(Data items)
__________

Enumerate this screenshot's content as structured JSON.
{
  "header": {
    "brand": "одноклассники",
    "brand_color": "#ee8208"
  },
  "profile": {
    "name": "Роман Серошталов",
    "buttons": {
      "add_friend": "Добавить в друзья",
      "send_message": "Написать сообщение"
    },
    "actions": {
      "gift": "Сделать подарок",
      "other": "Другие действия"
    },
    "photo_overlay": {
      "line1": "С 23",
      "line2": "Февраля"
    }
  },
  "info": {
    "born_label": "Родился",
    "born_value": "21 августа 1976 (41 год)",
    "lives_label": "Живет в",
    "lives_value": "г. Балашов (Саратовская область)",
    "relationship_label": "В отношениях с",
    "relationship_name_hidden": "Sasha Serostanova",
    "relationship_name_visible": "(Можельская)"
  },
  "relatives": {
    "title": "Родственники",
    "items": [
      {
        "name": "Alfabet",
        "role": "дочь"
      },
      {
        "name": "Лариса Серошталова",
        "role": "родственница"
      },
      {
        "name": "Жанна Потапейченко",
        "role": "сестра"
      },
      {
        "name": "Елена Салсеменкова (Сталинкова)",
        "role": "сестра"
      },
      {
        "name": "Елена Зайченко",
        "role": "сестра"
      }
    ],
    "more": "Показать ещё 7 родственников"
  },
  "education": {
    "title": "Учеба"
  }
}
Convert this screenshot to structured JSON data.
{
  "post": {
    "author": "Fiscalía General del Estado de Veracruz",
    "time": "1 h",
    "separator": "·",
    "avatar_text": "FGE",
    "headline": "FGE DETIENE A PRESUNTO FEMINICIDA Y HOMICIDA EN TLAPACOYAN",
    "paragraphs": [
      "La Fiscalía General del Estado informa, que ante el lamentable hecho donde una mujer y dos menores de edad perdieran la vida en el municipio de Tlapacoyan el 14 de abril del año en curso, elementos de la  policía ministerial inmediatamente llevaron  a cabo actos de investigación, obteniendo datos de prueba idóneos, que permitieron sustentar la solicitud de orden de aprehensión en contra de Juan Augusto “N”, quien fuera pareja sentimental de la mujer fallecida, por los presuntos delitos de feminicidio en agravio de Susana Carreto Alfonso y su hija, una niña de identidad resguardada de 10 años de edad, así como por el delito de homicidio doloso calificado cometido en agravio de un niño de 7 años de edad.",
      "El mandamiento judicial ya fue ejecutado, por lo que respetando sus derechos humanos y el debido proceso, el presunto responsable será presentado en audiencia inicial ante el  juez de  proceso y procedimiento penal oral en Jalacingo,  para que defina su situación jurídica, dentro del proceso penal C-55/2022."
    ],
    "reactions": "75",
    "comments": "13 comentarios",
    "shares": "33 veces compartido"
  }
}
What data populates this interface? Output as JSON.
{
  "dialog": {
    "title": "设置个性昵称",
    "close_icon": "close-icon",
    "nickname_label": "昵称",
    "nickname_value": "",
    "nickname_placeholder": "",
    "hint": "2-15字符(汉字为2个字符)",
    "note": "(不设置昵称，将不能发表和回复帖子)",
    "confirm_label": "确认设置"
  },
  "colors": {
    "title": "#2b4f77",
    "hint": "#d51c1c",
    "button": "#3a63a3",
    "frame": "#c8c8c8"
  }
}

__________

[EXERCISE GOAL] Repeat word for word every line from the one that holds "Convert this screenshot" to the end. Both ends count.

[SOLUTION FOR THIS TASK]
Convert this screenshot to structured JSON data.
{
  "post": {
    "author": "Fiscalía General del Estado de Veracruz",
    "time": "1 h",
    "separator": "·",
    "avatar_text": "FGE",
    "headline": "FGE DETIENE A PRESUNTO FEMINICIDA Y HOMICIDA EN TLAPACOYAN",
    "paragraphs": [
      "La Fiscalía General del Estado informa, que ante el lamentable hecho donde una mujer y dos menores de edad perdieran la vida en el municipio de Tlapacoyan el 14 de abril del año en curso, elementos de la  policía ministerial inmediatamente llevaron  a cabo actos de investigación, obteniendo datos de prueba idóneos, que permitieron sustentar la solicitud de orden de aprehensión en contra de Juan Augusto “N”, quien fuera pareja sentimental de la mujer fallecida, por los presuntos delitos de feminicidio en agravio de Susana Carreto Alfonso y su hija, una niña de identidad resguardada de 10 años de edad, así como por el delito de homicidio doloso calificado cometido en agravio de un niño de 7 años de edad.",
      "El mandamiento judicial ya fue ejecutado, por lo que respetando sus derechos humanos y el debido proceso, el presunto responsable será presentado en audiencia inicial ante el  juez de  proceso y procedimiento penal oral en Jalacingo,  para que defina su situación jurídica, dentro del proceso penal C-55/2022."
    ],
    "reactions": "75",
    "comments": "13 comentarios",
    "shares": "33 veces compartido"
  }
}
What data populates this interface? Output as JSON.
{
  "dialog": {
    "title": "设置个性昵称",
    "close_icon": "close-icon",
    "nickname_label": "昵称",
    "nickname_value": "",
    "nickname_placeholder": "",
    "hint": "2-15字符(汉字为2个字符)",
    "note": "(不设置昵称，将不能发表和回复帖子)",
    "confirm_label": "确认设置"
  },
  "colors": {
    "title": "#2b4f77",
    "hint": "#d51c1c",
    "button": "#3a63a3",
    "frame": "#c8c8c8"
  }
}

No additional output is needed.